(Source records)
Start

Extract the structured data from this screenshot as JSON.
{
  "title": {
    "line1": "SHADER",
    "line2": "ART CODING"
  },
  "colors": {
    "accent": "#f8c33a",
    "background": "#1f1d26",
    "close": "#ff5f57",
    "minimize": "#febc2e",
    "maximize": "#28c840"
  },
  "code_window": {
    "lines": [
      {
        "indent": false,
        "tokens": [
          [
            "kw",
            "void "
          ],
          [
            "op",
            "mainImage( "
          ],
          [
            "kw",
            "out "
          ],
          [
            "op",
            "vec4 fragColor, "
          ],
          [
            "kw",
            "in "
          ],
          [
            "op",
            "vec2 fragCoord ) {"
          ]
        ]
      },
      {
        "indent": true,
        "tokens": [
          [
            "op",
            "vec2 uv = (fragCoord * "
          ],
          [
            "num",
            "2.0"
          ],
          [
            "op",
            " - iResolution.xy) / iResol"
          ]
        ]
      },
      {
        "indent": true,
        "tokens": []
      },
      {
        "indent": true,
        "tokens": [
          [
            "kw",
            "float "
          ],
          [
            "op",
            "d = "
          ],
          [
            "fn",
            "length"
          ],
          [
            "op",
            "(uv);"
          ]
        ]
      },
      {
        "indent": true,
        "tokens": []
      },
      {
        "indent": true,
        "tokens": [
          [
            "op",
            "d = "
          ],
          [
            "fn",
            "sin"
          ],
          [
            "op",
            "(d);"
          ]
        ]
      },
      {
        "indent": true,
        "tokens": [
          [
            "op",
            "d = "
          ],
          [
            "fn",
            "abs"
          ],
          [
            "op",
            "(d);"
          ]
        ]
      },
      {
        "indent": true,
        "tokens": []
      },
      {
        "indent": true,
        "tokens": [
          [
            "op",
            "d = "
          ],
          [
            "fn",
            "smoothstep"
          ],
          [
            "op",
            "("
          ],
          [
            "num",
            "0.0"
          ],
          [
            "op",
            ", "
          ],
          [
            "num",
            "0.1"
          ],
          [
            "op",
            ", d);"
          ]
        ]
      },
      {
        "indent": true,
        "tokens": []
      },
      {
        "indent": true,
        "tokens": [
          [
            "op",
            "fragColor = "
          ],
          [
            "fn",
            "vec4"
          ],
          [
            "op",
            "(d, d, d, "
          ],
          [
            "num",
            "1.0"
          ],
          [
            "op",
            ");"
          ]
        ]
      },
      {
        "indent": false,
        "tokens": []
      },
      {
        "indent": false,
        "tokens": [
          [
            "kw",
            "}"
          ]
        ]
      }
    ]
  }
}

End

**Exercise:**
Print out the whole listing exactly as it appears.

**Solved exercise:**
Extract the structured data from this screenshot as JSON.
{
  "title": {
    "line1": "SHADER",
    "line2": "ART CODING"
  },
  "colors": {
    "accent": "#f8c33a",
    "background": "#1f1d26",
    "close": "#ff5f57",
    "minimize": "#febc2e",
    "maximize": "#28c840"
  },
  "code_window": {
    "lines": [
      {
        "indent": false,
        "tokens": [
          [
            "kw",
            "void "
          ],
          [
            "op",
            "mainImage( "
          ],
          [
            "kw",
            "out "
          ],
          [
            "op",
            "vec4 fragColor, "
          ],
          [
            "kw",
            "in "
          ],
          [
            "op",
            "vec2 fragCoord ) {"
          ]
        ]
      },
      {
        "indent": true,
        "tokens": [
          [
            "op",
            "vec2 uv = (fragCoord * "
          ],
          [
            "num",
            "2.0"
          ],
          [
            "op",
            " - iResolution.xy) / iResol"
          ]
        ]
      },
      {
        "indent": true,
        "tokens": []
      },
      {
        "indent": true,
        "tokens": [
          [
            "kw",
            "float "
          ],
          [
            "op",
            "d = "
          ],
          [
            "fn",
            "length"
          ],
          [
            "op",
            "(uv);"
          ]
        ]
      },
      {
        "indent": true,
        "tokens": []
      },
      {
        "indent": true,
        "tokens": [
          [
            "op",
            "d = "
          ],
          [
            "fn",
            "sin"
          ],
          [
            "op",
            "(d);"
          ]
        ]
      },
      {
        "indent": true,
        "tokens": [
          [
            "op",
            "d = "
          ],
          [
            "fn",
            "abs"
          ],
          [
            "op",
            "(d);"
          ]
        ]
      },
      {
        "indent": true,
        "tokens": []
      },
      {
        "indent": true,
        "tokens": [
          [
            "op",
            "d = "
          ],
          [
            "fn",
            "smoothstep"
          ],
          [
            "op",
            "("
          ],
          [
            "num",
            "0.0"
          ],
          [
            "op",
            ", "
          ],
          [
            "num",
            "0.1"
          ],
          [
            "op",
            ", d);"
          ]
        ]
      },
      {
        "indent": true,
        "tokens": []
      },
      {
        "indent": true,
        "tokens": [
          [
            "op",
            "fragColor = "
          ],
          [
            "fn",
            "vec4"
          ],
          [
            "op",
            "(d, d, d, "
          ],
          [
            "num",
            "1.0"
          ],
          [
            "op",
            ");"
          ]
        ]
      },
      {
        "indent": false,
        "tokens": []
      },
      {
        "indent": false,
        "tokens": [
          [
            "kw",
            "}"
          ]
        ]
      }
    ]
  }
}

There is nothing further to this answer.